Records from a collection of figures
^^^^

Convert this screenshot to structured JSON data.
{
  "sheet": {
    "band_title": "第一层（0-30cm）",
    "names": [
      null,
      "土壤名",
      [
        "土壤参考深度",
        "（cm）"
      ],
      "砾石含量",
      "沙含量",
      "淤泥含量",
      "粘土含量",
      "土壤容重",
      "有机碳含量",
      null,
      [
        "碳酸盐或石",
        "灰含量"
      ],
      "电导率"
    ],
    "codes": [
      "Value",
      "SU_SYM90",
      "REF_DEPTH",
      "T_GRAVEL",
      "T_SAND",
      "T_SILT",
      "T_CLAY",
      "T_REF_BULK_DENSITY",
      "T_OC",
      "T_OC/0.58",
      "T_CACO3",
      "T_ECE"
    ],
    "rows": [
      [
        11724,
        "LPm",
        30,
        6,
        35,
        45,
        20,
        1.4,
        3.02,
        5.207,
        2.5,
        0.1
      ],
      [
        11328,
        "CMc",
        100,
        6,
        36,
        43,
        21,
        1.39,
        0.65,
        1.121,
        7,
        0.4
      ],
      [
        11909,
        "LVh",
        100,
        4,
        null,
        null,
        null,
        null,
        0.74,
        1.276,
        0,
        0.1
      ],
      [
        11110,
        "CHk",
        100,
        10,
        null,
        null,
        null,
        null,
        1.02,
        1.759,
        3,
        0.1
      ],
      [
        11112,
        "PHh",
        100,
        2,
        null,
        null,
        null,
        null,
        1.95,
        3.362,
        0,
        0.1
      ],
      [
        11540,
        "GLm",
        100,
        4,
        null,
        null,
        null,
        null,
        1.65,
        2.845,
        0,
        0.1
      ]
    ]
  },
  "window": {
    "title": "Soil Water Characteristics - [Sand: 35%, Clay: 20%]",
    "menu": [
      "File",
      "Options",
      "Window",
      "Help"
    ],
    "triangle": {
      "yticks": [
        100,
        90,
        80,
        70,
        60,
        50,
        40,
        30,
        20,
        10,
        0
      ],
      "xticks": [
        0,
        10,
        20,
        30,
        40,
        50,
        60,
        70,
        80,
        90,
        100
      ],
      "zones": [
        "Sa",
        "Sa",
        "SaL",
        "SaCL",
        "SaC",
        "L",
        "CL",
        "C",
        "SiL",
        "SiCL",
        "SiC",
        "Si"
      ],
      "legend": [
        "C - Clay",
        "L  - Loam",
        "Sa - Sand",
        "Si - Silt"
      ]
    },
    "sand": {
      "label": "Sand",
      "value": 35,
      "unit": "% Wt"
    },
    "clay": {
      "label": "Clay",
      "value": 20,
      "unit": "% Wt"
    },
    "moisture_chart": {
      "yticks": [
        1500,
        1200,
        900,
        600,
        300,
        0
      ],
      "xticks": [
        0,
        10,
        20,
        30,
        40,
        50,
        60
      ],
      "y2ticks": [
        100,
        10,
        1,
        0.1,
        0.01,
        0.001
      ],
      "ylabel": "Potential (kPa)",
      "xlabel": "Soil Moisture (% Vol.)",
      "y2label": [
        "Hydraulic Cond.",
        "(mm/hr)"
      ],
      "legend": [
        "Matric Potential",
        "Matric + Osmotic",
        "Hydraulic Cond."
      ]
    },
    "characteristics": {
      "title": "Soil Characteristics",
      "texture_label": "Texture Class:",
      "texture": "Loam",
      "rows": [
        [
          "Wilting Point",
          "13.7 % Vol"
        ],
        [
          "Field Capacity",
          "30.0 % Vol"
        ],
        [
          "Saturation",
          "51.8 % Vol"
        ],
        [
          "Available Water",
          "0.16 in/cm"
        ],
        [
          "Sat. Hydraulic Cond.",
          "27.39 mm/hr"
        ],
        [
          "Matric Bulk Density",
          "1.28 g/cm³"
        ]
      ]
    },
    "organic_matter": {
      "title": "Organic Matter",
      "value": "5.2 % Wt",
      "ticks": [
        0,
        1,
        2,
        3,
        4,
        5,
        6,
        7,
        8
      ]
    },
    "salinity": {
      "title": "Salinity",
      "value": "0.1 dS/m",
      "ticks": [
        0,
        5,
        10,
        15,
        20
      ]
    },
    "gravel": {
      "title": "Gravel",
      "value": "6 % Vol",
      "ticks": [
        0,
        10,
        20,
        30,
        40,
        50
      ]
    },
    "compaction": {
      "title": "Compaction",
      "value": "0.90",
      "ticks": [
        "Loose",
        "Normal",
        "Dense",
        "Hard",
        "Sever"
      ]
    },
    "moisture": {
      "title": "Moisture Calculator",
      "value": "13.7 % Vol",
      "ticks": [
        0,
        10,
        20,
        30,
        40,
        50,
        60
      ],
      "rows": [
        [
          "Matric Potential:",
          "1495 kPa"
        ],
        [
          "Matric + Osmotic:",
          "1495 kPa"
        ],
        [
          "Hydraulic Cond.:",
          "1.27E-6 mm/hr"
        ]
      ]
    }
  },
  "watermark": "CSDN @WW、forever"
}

^^^^

Your task: All of the entries above should be written out again exactly.

Answer to this exercise:
Convert this screenshot to structured JSON data.
{
  "sheet": {
    "band_title": "第一层（0-30cm）",
    "names": [
      null,
      "土壤名",
      [
        "土壤参考深度",
        "（cm）"
      ],
      "砾石含量",
      "沙含量",
      "淤泥含量",
      "粘土含量",
      "土壤容重",
      "有机碳含量",
      null,
      [
        "碳酸盐或石",
        "灰含量"
      ],
      "电导率"
    ],
    "codes": [
      "Value",
      "SU_SYM90",
      "REF_DEPTH",
      "T_GRAVEL",
      "T_SAND",
      "T_SILT",
      "T_CLAY",
      "T_REF_BULK_DENSITY",
      "T_OC",
      "T_OC/0.58",
      "T_CACO3",
      "T_ECE"
    ],
    "rows": [
      [
        11724,
        "LPm",
        30,
        6,
        35,
        45,
        20,
        1.4,
        3.02,
        5.207,
        2.5,
        0.1
      ],
      [
        11328,
        "CMc",
        100,
        6,
        36,
        43,
        21,
        1.39,
        0.65,
        1.121,
        7,
        0.4
      ],
      [
        11909,
        "LVh",
        100,
        4,
        null,
        null,
        null,
        null,
        0.74,
        1.276,
        0,
        0.1
      ],
      [
        11110,
        "CHk",
        100,
        10,
        null,
        null,
        null,
        null,
        1.02,
        1.759,
        3,
        0.1
      ],
      [
        11112,
        "PHh",
        100,
        2,
        null,
        null,
        null,
        null,
        1.95,
        3.362,
        0,
        0.1
      ],
      [
        11540,
        "GLm",
        100,
        4,
        null,
        null,
        null,
        null,
        1.65,
        2.845,
        0,
        0.1
      ]
    ]
  },
  "window": {
    "title": "Soil Water Characteristics - [Sand: 35%, Clay: 20%]",
    "menu": [
      "File",
      "Options",
      "Window",
      "Help"
    ],
    "triangle": {
      "yticks": [
        100,
        90,
        80,
        70,
        60,
        50,
        40,
        30,
        20,
        10,
        0
      ],
      "xticks": [
        0,
        10,
        20,
        30,
        40,
        50,
        60,
        70,
        80,
        90,
        100
      ],
      "zones": [
        "Sa",
        "Sa",
        "SaL",
        "SaCL",
        "SaC",
        "L",
        "CL",
        "C",
        "SiL",
        "SiCL",
        "SiC",
        "Si"
      ],
      "legend": [
        "C - Clay",
        "L  - Loam",
        "Sa - Sand",
        "Si - Silt"
      ]
    },
    "sand": {
      "label": "Sand",
      "value": 35,
      "unit": "% Wt"
    },
    "clay": {
      "label": "Clay",
      "value": 20,
      "unit": "% Wt"
    },
    "moisture_chart": {
      "yticks": [
        1500,
        1200,
        900,
        600,
        300,
        0
      ],
      "xticks": [
        0,
        10,
        20,
        30,
        40,
        50,
        60
      ],
      "y2ticks": [
        100,
        10,
        1,
        0.1,
        0.01,
        0.001
      ],
      "ylabel": "Potential (kPa)",
      "xlabel": "Soil Moisture (% Vol.)",
      "y2label": [
        "Hydraulic Cond.",
        "(mm/hr)"
      ],
      "legend": [
        "Matric Potential",
        "Matric + Osmotic",
        "Hydraulic Cond."
      ]
    },
    "characteristics": {
      "title": "Soil Characteristics",
      "texture_label": "Texture Class:",
      "texture": "Loam",
      "rows": [
        [
          "Wilting Point",
          "13.7 % Vol"
        ],
        [
          "Field Capacity",
          "30.0 % Vol"
        ],
        [
          "Saturation",
          "51.8 % Vol"
        ],
        [
          "Available Water",
          "0.16 in/cm"
        ],
        [
          "Sat. Hydraulic Cond.",
          "27.39 mm/hr"
        ],
        [
          "Matric Bulk Density",
          "1.28 g/cm³"
        ]
      ]
    },
    "organic_matter": {
      "title": "Organic Matter",
      "value": "5.2 % Wt",
      "ticks": [
        0,
        1,
        2,
        3,
        4,
        5,
        6,
        7,
        8
      ]
    },
    "salinity": {
      "title": "Salinity",
      "value": "0.1 dS/m",
      "ticks": [
        0,
        5,
        10,
        15,
        20
      ]
    },
    "gravel": {
      "title": "Gravel",
      "value": "6 % Vol",
      "ticks": [
        0,
        10,
        20,
        30,
        40,
        50
      ]
    },
    "compaction": {
      "title": "Compaction",
      "value": "0.90",
      "ticks": [
        "Loose",
        "Normal",
        "Dense",
        "Hard",
        "Sever"
      ]
    },
    "moisture": {
      "title": "Moisture Calculator",
      "value": "13.7 % Vol",
      "ticks": [
        0,
        10,
        20,
        30,
        40,
        50,
        60
      ],
      "rows": [
        [
          "Matric Potential:",
          "1495 kPa"
        ],
        [
          "Matric + Osmotic:",
          "1495 kPa"
        ],
        [
          "Hydraulic Cond.:",
          "1.27E-6 mm/hr"
        ]
      ]
    }
  },
  "watermark": "CSDN @WW、forever"
}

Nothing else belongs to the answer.